Directions for this task:
Retype each record shown below, leaving every character as it is.

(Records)
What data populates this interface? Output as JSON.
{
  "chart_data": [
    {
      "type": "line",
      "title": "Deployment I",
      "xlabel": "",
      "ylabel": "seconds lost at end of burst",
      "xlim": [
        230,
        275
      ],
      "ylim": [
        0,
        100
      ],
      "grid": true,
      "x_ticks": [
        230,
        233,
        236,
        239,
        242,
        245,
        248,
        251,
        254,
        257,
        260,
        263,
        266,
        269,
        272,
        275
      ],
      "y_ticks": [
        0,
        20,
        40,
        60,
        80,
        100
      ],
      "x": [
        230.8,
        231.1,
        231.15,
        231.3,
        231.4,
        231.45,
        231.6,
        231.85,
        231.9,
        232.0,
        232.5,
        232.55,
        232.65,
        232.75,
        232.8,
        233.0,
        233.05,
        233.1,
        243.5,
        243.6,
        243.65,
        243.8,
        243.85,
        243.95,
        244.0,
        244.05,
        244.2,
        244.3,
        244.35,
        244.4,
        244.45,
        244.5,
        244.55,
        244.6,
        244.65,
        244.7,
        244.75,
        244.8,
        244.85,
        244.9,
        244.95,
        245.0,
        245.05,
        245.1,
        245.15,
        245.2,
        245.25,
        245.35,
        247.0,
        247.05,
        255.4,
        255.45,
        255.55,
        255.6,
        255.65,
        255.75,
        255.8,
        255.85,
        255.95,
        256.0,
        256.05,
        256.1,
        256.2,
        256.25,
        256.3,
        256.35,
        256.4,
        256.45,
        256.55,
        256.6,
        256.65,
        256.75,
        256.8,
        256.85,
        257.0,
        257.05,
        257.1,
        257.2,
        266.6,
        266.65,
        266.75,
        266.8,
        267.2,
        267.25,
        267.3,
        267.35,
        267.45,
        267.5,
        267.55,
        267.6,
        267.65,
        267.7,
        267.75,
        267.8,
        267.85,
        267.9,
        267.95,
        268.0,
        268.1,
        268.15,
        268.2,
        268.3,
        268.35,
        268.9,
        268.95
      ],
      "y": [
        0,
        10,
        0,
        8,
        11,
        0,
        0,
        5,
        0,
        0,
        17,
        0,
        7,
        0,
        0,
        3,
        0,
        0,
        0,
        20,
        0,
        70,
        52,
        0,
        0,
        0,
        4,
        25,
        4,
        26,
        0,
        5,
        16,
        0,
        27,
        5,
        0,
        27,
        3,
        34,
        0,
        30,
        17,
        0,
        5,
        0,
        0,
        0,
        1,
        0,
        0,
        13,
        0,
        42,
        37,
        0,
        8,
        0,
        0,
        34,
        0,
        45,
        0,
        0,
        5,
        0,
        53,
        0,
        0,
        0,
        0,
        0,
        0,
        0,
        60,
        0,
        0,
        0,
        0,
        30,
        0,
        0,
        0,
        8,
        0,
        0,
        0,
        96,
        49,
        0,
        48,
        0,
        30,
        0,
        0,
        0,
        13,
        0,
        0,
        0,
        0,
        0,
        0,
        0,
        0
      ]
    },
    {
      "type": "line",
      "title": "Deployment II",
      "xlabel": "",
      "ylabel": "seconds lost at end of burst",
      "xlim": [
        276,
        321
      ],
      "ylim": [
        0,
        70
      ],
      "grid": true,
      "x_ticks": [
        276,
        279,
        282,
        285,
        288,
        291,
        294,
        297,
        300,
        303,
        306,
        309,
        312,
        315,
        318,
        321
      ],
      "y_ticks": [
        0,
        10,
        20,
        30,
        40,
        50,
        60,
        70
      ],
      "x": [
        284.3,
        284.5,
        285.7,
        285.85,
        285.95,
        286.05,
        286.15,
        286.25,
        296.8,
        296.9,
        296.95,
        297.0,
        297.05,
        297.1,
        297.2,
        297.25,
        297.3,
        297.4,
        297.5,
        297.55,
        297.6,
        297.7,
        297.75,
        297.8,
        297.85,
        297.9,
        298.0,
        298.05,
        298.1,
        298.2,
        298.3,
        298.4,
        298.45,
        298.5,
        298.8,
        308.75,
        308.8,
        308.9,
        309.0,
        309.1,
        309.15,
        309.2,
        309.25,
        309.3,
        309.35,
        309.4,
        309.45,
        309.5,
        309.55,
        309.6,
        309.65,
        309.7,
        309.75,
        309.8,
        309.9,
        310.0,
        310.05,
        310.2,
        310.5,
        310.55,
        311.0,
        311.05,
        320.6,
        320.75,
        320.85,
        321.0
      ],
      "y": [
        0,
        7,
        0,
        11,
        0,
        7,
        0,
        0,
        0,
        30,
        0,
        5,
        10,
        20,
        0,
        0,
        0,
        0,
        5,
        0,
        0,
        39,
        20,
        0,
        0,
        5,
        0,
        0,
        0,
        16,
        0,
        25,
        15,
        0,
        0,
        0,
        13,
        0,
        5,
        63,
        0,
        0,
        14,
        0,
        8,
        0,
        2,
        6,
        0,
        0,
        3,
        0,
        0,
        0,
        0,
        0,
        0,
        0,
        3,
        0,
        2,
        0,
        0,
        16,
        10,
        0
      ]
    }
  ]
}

Written answer:
What data populates this interface? Output as JSON.
{
  "chart_data": [
    {
      "type": "line",
      "title": "Deployment I",
      "xlabel": "",
      "ylabel": "seconds lost at end of burst",
      "xlim": [
        230,
        275
      ],
      "ylim": [
        0,
        100
      ],
      "grid": true,
      "x_ticks": [
        230,
        233,
        236,
        239,
        242,
        245,
        248,
        251,
        254,
        257,
        260,
        263,
        266,
        269,
        272,
        275
      ],
      "y_ticks": [
        0,
        20,
        40,
        60,
        80,
        100
      ],
      "x": [
        230.8,
        231.1,
        231.15,
        231.3,
        231.4,
        231.45,
        231.6,
        231.85,
        231.9,
        232.0,
        232.5,
        232.55,
        232.65,
        232.75,
        232.8,
        233.0,
        233.05,
        233.1,
        243.5,
        243.6,
        243.65,
        243.8,
        243.85,
        243.95,
        244.0,
        244.05,
        244.2,
        244.3,
        244.35,
        244.4,
        244.45,
        244.5,
        244.55,
        244.6,
        244.65,
        244.7,
        244.75,
        244.8,
        244.85,
        244.9,
        244.95,
        245.0,
        245.05,
        245.1,
        245.15,
        245.2,
        245.25,
        245.35,
        247.0,
        247.05,
        255.4,
        255.45,
        255.55,
        255.6,
        255.65,
        255.75,
        255.8,
        255.85,
        255.95,
        256.0,
        256.05,
        256.1,
        256.2,
        256.25,
        256.3,
        256.35,
        256.4,
        256.45,
        256.55,
        256.6,
        256.65,
        256.75,
        256.8,
        256.85,
        257.0,
        257.05,
        257.1,
        257.2,
        266.6,
        266.65,
        266.75,
        266.8,
        267.2,
        267.25,
        267.3,
        267.35,
        267.45,
        267.5,
        267.55,
        267.6,
        267.65,
        267.7,
        267.75,
        267.8,
        267.85,
        267.9,
        267.95,
        268.0,
        268.1,
        268.15,
        268.2,
        268.3,
        268.35,
        268.9,
        268.95
      ],
      "y": [
        0,
        10,
        0,
        8,
        11,
        0,
        0,
        5,
        0,
        0,
        17,
        0,
        7,
        0,
        0,
        3,
        0,
        0,
        0,
        20,
        0,
        70,
        52,
        0,
        0,
        0,
        4,
        25,
        4,
        26,
        0,
        5,
        16,
        0,
        27,
        5,
        0,
        27,
        3,
        34,
        0,
        30,
        17,
        0,
        5,
        0,
        0,
        0,
        1,
        0,
        0,
        13,
        0,
        42,
        37,
        0,
        8,
        0,
        0,
        34,
        0,
        45,
        0,
        0,
        5,
        0,
        53,
        0,
        0,
        0,
        0,
        0,
        0,
        0,
        60,
        0,
        0,
        0,
        0,
        30,
        0,
        0,
        0,
        8,
        0,
        0,
        0,
        96,
        49,
        0,
        48,
        0,
        30,
        0,
        0,
        0,
        13,
        0,
        0,
        0,
        0,
        0,
        0,
        0,
        0
      ]
    },
    {
      "type": "line",
      "title": "Deployment II",
      "xlabel": "",
      "ylabel": "seconds lost at end of burst",
      "xlim": [
        276,
        321
      ],
      "ylim": [
        0,
        70
      ],
      "grid": true,
      "x_ticks": [
        276,
        279,
        282,
        285,
        288,
        291,
        294,
        297,
        300,
        303,
        306,
        309,
        312,
        315,
        318,
        321
      ],
      "y_ticks": [
        0,
        10,
        20,
        30,
        40,
        50,
        60,
        70
      ],
      "x": [
        284.3,
        284.5,
        285.7,
        285.85,
        285.95,
        286.05,
        286.15,
        286.25,
        296.8,
        296.9,
        296.95,
        297.0,
        297.05,
        297.1,
        297.2,
        297.25,
        297.3,
        297.4,
        297.5,
        297.55,
        297.6,
        297.7,
        297.75,
        297.8,
        297.85,
        297.9,
        298.0,
        298.05,
        298.1,
        298.2,
        298.3,
        298.4,
        298.45,
        298.5,
        298.8,
        308.75,
        308.8,
        308.9,
        309.0,
        309.1,
        309.15,
        309.2,
        309.25,
        309.3,
        309.35,
        309.4,
        309.45,
        309.5,
        309.55,
        309.6,
        309.65,
        309.7,
        309.75,
        309.8,
        309.9,
        310.0,
        310.05,
        310.2,
        310.5,
        310.55,
        311.0,
        311.05,
        320.6,
        320.75,
        320.85,
        321.0
      ],
      "y": [
        0,
        7,
        0,
        11,
        0,
        7,
        0,
        0,
        0,
        30,
        0,
        5,
        10,
        20,
        0,
        0,
        0,
        0,
        5,
        0,
        0,
        39,
        20,
        0,
        0,
        5,
        0,
        0,
        0,
        16,
        0,
        25,
        15,
        0,
        0,
        0,
        13,
        0,
        5,
        63,
        0,
        0,
        14,
        0,
        8,
        0,
        2,
        6,
        0,
        0,
        3,
        0,
        0,
        0,
        0,
        0,
        0,
        0,
        3,
        0,
        2,
        0,
        0,
        16,
        10,
        0
      ]
    }
  ]
}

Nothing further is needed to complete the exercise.